EXCERTO DO TEXTO>
_ _ _ _ _
Encontro com… HERNÂNI CARVALHO

Encontro com… HERNÂNI CARVALHO

01/02/2000 0 Por hernani

Na Biblioteca Municipal de Alenquer

Encontro com… HERNÂNI CARVALHO

A cooperação com Timor Loro Sae

Em 1975, antes da invasão, vem a Portugal o delegado dos Negócios Estrangeiros da Indonésia que põe as questões tão transparentes quanto isto: “Os senhores ou tomam conta daquilo, ou nós invadimos”. E tanto quanto sei e tanto quanto a história conta…

Hernâni Carvalho denuncia em Alenquer o “negócio” Timor Loro Sae

Foi na noite de 14 de Janeiro, pelas 21:30 horas que o Auditório da Biblioteca Municipal de Alenquer encheu para receber Hernâni Carvalho. Assistência interessada e participativa mostrou-se mais uma vez sensibilizada para o problema TIMOR e ouviu aquilo que com certeza não estaria à espera.
Quando foi preciso que a Fragata Vasco da Gama chegasse a DILI não foi, porque tinha de ir ao Porto fazer continência ao Presidente da República.
_ _ _ _ _
DADOS A UTILIZAR>
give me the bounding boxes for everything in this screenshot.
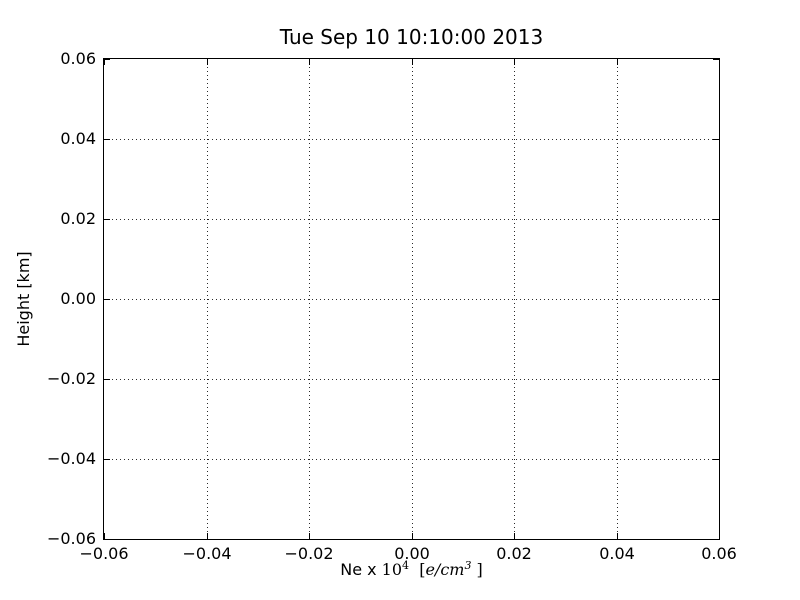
_ _ _ _ _
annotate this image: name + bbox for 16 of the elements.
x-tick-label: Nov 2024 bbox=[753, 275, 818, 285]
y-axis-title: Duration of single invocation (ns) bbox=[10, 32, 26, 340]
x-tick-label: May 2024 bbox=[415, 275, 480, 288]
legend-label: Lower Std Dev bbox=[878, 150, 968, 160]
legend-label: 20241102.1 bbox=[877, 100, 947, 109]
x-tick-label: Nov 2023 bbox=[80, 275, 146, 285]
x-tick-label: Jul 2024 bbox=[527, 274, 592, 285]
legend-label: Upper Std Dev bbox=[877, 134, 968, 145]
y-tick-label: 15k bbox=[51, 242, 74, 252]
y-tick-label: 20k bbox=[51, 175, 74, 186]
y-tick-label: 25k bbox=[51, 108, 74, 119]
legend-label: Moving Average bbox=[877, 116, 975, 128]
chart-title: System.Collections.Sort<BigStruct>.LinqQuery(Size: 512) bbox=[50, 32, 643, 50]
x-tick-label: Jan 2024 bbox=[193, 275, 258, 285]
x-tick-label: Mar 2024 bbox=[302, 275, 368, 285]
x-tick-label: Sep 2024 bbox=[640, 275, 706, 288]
_ _ _ _ _
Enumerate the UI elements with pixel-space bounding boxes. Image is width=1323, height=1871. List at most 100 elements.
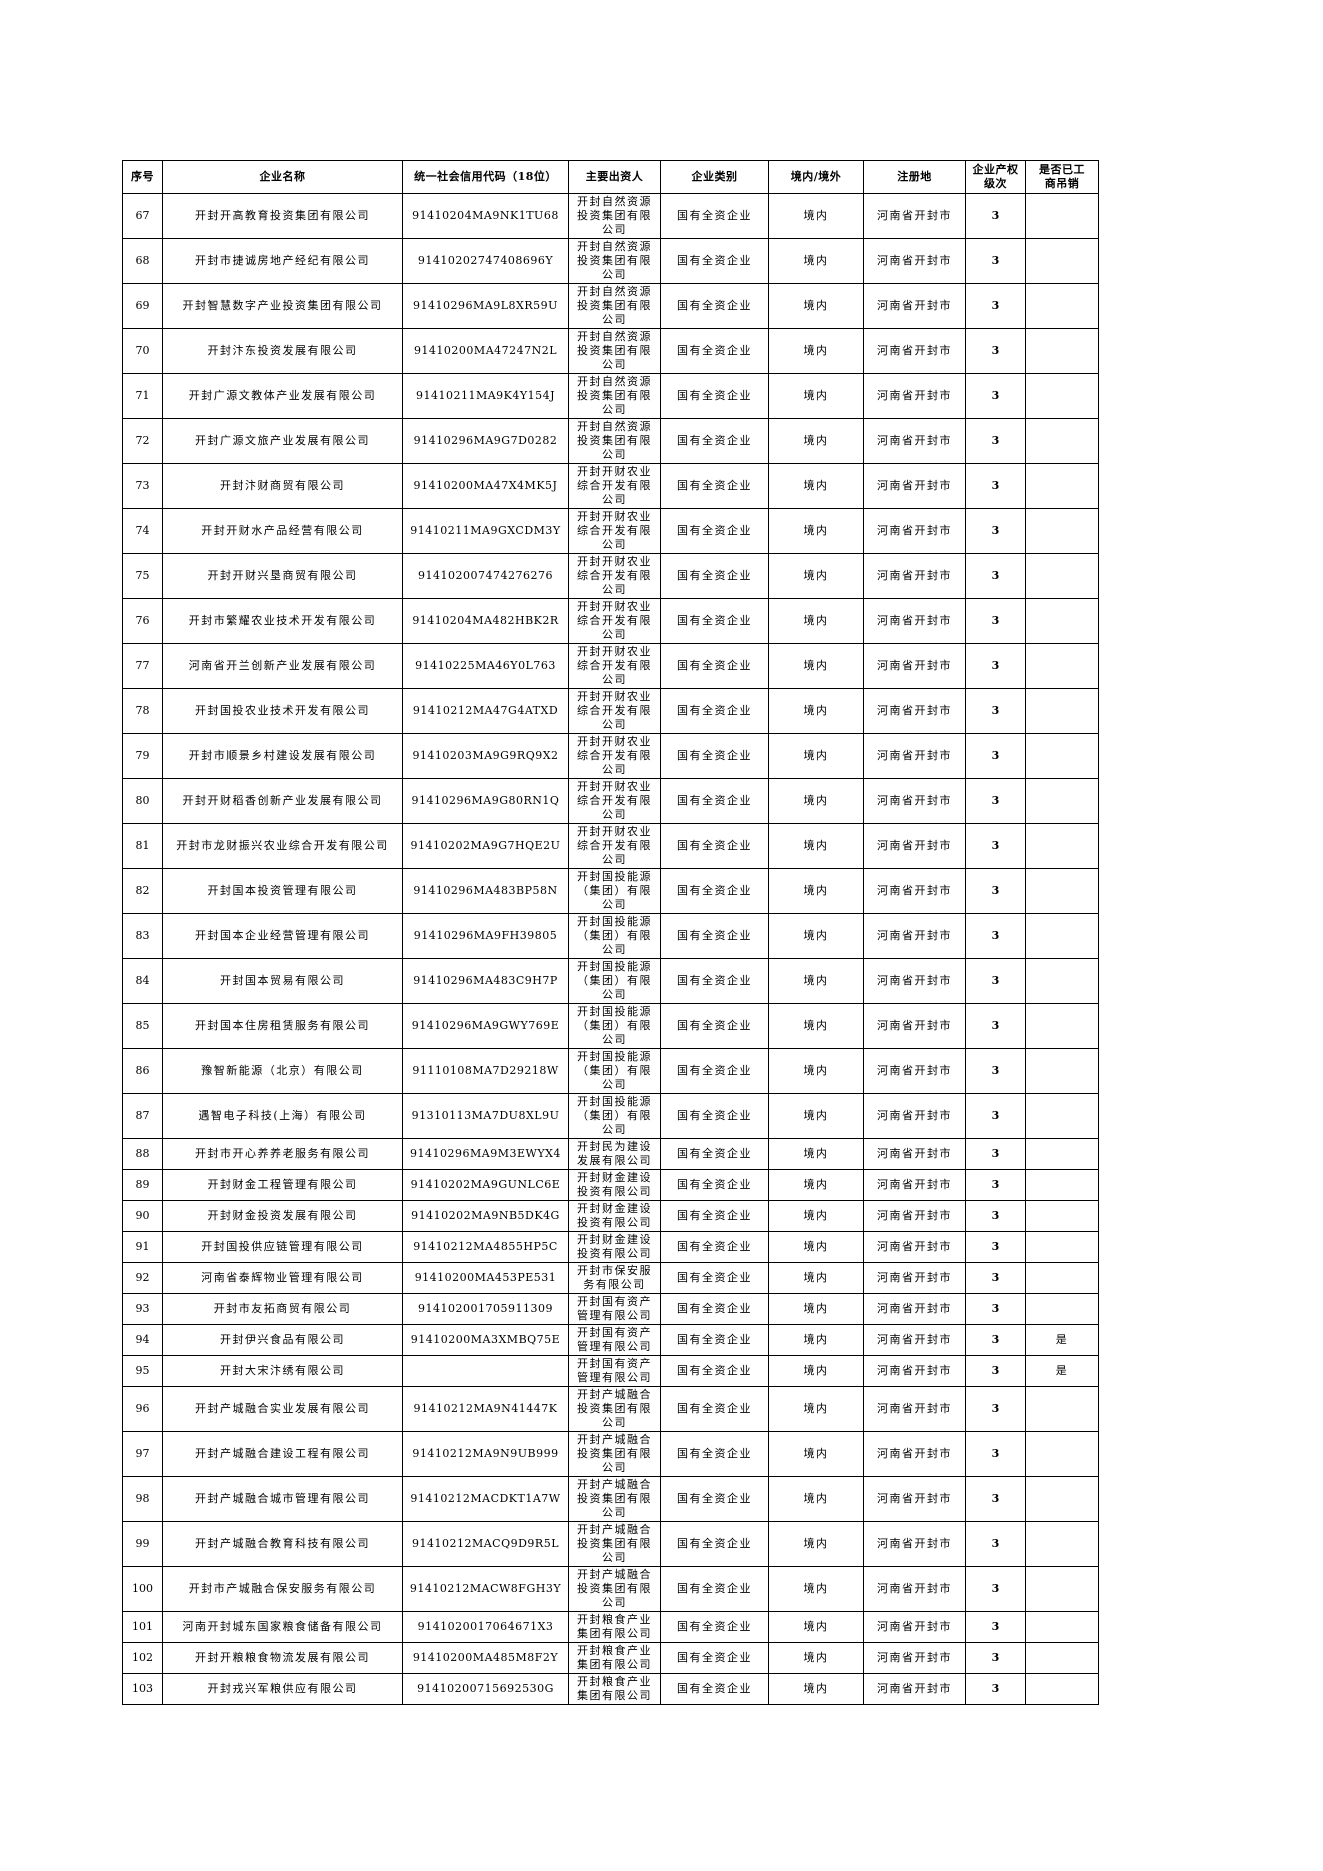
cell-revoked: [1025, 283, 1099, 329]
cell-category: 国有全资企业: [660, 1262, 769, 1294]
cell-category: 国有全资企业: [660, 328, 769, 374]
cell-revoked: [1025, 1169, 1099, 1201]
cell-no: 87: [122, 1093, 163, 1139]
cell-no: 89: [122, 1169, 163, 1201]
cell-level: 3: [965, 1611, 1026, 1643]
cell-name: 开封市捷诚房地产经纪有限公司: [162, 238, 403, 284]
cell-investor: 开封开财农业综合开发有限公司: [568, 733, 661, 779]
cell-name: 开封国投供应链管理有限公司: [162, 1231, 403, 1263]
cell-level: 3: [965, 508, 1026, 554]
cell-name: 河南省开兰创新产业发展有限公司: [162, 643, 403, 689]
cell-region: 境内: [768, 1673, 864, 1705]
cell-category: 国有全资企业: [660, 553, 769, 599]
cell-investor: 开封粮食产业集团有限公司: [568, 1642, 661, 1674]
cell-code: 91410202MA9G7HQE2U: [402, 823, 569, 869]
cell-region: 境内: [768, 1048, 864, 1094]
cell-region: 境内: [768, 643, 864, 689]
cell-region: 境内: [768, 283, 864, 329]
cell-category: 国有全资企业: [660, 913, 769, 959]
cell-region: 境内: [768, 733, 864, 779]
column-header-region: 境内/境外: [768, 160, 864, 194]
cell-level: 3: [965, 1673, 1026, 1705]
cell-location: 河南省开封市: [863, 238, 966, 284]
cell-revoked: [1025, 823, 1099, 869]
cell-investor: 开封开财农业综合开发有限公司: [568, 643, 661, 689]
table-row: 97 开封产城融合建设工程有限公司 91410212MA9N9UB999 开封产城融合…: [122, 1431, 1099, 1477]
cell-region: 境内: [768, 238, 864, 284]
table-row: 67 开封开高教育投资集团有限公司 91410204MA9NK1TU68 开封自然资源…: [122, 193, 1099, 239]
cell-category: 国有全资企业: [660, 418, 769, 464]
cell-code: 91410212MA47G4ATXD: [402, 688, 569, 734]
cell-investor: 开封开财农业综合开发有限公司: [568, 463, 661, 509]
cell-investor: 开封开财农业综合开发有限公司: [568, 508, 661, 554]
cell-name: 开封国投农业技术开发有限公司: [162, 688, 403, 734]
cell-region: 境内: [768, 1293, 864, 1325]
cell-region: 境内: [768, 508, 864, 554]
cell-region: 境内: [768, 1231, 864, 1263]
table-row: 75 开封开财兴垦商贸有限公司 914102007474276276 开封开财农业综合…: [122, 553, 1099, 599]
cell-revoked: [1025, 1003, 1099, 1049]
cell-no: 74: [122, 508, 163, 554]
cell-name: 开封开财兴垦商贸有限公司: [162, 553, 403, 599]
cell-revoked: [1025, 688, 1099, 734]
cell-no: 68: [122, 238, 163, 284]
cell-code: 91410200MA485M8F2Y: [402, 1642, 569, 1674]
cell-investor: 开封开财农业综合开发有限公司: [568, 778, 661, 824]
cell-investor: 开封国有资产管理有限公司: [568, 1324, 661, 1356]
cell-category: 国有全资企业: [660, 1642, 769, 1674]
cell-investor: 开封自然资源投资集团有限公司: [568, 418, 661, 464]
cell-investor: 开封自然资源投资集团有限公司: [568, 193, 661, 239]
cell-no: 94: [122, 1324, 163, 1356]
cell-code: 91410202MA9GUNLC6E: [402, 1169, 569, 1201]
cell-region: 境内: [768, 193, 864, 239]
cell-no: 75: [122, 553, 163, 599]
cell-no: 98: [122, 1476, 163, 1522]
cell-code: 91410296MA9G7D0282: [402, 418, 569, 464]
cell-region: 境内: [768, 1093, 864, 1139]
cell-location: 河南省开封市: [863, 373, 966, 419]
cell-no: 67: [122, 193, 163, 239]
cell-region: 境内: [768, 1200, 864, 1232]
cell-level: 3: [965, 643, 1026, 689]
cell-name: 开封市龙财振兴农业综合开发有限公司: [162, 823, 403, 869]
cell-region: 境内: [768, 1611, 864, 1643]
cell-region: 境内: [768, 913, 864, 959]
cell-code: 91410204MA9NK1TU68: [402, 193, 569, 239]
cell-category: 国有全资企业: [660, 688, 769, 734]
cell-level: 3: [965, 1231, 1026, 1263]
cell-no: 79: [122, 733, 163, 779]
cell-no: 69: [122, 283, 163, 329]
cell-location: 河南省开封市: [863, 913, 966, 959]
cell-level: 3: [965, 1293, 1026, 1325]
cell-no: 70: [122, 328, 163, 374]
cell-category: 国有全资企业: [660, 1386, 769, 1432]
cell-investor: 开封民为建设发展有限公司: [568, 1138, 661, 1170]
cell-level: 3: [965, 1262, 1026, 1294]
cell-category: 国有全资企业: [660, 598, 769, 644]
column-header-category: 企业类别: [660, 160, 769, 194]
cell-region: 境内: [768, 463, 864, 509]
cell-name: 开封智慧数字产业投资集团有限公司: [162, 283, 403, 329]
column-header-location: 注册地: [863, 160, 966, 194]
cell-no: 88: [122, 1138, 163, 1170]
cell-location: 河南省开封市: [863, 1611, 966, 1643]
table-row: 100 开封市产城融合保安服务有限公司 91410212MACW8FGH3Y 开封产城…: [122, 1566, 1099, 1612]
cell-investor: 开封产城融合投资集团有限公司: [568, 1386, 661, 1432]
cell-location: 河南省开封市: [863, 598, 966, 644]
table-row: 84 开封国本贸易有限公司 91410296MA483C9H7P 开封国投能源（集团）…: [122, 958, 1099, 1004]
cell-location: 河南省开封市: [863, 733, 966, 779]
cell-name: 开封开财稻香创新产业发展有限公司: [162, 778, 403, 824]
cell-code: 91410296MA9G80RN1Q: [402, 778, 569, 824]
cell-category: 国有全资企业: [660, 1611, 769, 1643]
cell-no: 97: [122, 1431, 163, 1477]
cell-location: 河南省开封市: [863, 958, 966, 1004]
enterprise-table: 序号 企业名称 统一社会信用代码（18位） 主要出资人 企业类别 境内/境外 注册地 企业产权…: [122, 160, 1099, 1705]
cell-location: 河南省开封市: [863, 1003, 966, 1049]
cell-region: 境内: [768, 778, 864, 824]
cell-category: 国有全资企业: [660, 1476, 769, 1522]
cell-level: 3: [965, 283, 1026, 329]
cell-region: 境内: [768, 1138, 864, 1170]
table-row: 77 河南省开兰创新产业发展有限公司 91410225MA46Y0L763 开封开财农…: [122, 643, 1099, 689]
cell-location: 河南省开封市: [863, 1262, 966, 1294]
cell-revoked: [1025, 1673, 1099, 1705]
_ _ _ _ _
TAREFAS PROPOSTAS>
1) Copie da listagem, sem alterações, as linhas situadas entre a que contém "Enumerate the UI" e a que contém "cell-investor: 开封开财农业综合开发有限公司: [568, 463, 661, 509]", ambas incluídas. Deixe as imagens de fora da resposta.
2) Dê seguimento ao texto sobre o encontro com Hernâni Carvalho em Alenquer a partir do ponto em que termina.

RESULTADOS DO EXERCÍCIO>
1)
Enumerate the UI elements with pixel-space bounding boxes. Image is width=1323, height=1871. List at most 100 elements.
cell-revoked: [1025, 283, 1099, 329]
cell-category: 国有全资企业: [660, 1262, 769, 1294]
cell-category: 国有全资企业: [660, 328, 769, 374]
cell-revoked: [1025, 1169, 1099, 1201]
cell-no: 87: [122, 1093, 163, 1139]
cell-no: 89: [122, 1169, 163, 1201]
cell-level: 3: [965, 1611, 1026, 1643]
cell-name: 开封市捷诚房地产经纪有限公司: [162, 238, 403, 284]
cell-investor: 开封开财农业综合开发有限公司: [568, 733, 661, 779]
cell-name: 开封国投供应链管理有限公司: [162, 1231, 403, 1263]
cell-level: 3: [965, 508, 1026, 554]
cell-name: 河南省开兰创新产业发展有限公司: [162, 643, 403, 689]
cell-region: 境内: [768, 1673, 864, 1705]
cell-category: 国有全资企业: [660, 553, 769, 599]
cell-investor: 开封粮食产业集团有限公司: [568, 1642, 661, 1674]
cell-code: 91410202MA9G7HQE2U: [402, 823, 569, 869]
cell-region: 境内: [768, 1048, 864, 1094]
cell-region: 境内: [768, 643, 864, 689]
cell-region: 境内: [768, 283, 864, 329]
cell-category: 国有全资企业: [660, 913, 769, 959]
cell-region: 境内: [768, 733, 864, 779]
column-header-region: 境内/境外: [768, 160, 864, 194]
cell-level: 3: [965, 1673, 1026, 1705]
cell-location: 河南省开封市: [863, 238, 966, 284]
cell-revoked: [1025, 823, 1099, 869]
cell-investor: 开封开财农业综合开发有限公司: [568, 643, 661, 689]
table-row: 97 开封产城融合建设工程有限公司 91410212MA9N9UB999 开封产城融合…: [122, 1431, 1099, 1477]
cell-region: 境内: [768, 238, 864, 284]
table-row: 67 开封开高教育投资集团有限公司 91410204MA9NK1TU68 开封自然资源…: [122, 193, 1099, 239]
cell-category: 国有全资企业: [660, 418, 769, 464]
cell-code: 91410212MA47G4ATXD: [402, 688, 569, 734]
cell-investor: 开封开财农业综合开发有限公司: [568, 463, 661, 509]

2)
A fragata portuguesa chegou com um mês de atraso. Porque, em vez de a mandarem daqui para Macau, que ainda era território português, ficou em Portugal à espera de autorização para entrar em Timor. Se estivesse em Macau, à espera de autorização para avançar para Timor, ganhava um mês, porque é um mês o tempo que demorou a fragata a ir de Lisboa a Timor. Mas o oficial que mandou a fragata para o Porto, se a tivesse mandado para Timor, se calhar hoje tinha menos uma estrela
Timor é um exemplo da não colonização portuguesa, pois ficava muito longe e era para onde iam os restos da sociedade portuguesa, mesmo da sociedade portuguesa do Estado Novo. Os deportados de primeira água ficavam pelo Atlântico e a Timor só chegavam os deportados de segunda água.
Timor ficou sempre muito aquém do protótipo de colónia, pois nunca teve mais do que duas a três mil pessoas do continente português. A nossa colonização não foi tão intensa como nas outras colónias.
A seguir à II Grande Guerra, a administração portuguesa fez coisas fabulosas, como por exemplo, oferecer lugares de chefia a pessoas de profissões manuais, como por exemplo, Chefias de Divisão a carpinteiros e a pedreiros.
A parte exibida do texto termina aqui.